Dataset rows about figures
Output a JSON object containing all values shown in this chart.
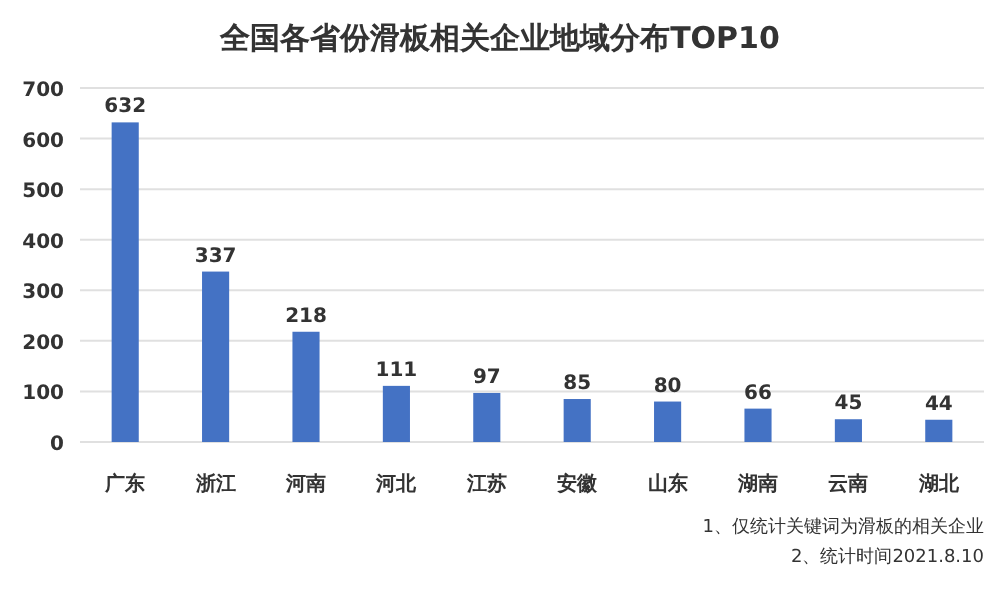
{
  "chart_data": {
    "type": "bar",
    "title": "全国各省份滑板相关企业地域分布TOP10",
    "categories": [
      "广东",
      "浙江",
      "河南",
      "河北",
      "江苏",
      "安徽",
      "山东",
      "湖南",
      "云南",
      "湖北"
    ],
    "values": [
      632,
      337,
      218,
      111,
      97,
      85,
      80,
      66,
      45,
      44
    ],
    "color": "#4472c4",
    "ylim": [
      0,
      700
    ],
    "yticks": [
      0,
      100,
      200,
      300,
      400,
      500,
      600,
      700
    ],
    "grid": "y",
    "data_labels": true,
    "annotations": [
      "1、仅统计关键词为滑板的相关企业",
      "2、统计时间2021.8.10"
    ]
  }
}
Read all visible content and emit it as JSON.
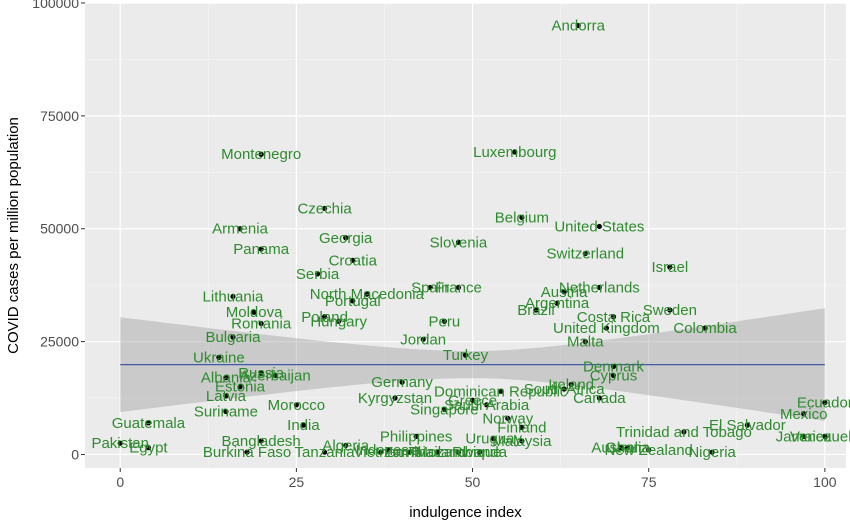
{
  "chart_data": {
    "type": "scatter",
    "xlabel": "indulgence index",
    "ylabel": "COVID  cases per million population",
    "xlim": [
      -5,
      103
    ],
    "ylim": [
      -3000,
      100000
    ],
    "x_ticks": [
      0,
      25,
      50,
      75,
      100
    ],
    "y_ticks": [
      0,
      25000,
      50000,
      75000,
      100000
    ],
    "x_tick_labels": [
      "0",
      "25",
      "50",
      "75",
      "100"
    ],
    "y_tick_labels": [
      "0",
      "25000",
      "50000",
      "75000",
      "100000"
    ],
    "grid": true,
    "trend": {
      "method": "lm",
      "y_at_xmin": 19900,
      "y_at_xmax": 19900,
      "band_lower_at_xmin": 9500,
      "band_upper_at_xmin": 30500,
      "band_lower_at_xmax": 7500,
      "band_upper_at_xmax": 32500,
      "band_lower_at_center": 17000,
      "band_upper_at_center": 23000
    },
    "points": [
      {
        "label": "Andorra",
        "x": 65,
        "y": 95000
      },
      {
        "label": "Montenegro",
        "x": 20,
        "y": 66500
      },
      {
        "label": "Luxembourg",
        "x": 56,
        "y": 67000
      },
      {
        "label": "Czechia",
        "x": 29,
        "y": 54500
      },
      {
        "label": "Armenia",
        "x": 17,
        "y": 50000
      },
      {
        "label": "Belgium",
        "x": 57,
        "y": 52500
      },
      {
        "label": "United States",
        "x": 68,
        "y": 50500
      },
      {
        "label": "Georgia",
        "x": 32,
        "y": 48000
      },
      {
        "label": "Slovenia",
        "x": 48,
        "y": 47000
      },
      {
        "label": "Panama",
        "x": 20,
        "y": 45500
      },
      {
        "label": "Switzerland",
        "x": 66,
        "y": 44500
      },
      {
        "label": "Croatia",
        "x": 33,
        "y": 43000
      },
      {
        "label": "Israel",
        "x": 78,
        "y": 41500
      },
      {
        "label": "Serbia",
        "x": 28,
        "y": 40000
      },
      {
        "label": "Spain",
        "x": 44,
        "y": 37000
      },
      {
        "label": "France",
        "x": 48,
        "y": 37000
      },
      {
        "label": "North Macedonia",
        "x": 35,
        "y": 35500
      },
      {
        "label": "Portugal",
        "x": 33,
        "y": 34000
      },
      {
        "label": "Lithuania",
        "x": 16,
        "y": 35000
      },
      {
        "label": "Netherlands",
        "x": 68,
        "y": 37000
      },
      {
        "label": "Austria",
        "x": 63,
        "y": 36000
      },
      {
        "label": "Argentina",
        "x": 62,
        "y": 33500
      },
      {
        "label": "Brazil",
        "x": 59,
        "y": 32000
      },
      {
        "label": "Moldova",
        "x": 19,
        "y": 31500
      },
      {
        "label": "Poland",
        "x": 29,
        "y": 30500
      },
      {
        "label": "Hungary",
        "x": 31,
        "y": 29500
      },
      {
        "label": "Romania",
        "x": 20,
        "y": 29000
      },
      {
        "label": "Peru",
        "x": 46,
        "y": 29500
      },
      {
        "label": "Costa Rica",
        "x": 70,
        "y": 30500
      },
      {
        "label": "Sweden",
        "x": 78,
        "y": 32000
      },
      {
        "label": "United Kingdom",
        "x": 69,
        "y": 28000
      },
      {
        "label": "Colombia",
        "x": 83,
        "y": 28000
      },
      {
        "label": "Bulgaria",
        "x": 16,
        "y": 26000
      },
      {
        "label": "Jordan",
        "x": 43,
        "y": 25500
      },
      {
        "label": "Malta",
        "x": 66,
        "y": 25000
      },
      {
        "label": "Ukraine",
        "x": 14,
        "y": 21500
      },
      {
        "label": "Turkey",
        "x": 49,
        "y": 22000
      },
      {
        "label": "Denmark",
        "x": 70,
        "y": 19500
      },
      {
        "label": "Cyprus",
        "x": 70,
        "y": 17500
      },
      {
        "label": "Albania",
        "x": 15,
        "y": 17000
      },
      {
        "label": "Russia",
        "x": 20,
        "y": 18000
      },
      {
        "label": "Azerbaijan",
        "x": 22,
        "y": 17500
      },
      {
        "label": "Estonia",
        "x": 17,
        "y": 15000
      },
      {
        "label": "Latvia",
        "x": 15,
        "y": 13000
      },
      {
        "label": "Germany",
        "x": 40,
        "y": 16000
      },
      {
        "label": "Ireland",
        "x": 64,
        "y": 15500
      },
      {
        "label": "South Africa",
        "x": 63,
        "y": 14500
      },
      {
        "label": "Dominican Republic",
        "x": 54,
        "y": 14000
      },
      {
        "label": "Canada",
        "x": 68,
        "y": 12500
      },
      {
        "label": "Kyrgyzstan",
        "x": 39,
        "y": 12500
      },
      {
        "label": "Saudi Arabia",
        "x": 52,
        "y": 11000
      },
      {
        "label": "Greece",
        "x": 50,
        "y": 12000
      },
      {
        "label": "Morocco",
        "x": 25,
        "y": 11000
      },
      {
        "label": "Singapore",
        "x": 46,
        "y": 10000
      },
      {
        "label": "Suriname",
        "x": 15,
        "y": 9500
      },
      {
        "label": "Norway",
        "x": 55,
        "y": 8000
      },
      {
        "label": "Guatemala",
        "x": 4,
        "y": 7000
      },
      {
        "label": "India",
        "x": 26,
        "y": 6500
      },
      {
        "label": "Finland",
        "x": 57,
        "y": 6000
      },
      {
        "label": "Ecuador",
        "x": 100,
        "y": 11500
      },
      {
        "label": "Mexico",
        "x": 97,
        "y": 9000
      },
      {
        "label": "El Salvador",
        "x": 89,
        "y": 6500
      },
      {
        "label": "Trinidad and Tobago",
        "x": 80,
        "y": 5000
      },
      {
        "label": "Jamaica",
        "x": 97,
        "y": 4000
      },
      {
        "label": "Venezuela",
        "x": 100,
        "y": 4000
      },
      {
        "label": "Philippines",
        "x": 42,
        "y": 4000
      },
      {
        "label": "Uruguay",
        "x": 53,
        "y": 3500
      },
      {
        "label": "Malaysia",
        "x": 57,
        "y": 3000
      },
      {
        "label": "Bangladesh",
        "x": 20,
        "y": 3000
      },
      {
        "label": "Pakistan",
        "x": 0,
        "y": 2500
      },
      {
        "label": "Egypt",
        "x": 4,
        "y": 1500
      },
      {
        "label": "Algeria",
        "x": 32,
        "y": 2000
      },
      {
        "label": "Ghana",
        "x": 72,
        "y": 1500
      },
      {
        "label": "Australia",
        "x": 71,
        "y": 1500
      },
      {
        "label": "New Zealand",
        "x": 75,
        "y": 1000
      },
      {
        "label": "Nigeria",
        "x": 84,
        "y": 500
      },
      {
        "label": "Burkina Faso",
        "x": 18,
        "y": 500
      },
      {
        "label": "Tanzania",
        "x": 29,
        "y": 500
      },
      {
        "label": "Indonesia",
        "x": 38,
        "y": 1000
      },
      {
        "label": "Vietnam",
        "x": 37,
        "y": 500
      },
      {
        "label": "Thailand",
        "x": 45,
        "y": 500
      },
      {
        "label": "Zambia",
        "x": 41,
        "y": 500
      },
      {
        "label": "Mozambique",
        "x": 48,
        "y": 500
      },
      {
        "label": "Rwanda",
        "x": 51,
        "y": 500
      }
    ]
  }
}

TASK DESCRIPTION ->
Find the lines above that contain the word "JSON" and collect them.

FULL OUTPUT ->
Output a JSON object containing all values shown in this chart.
Read all visible content and emit it as JSON.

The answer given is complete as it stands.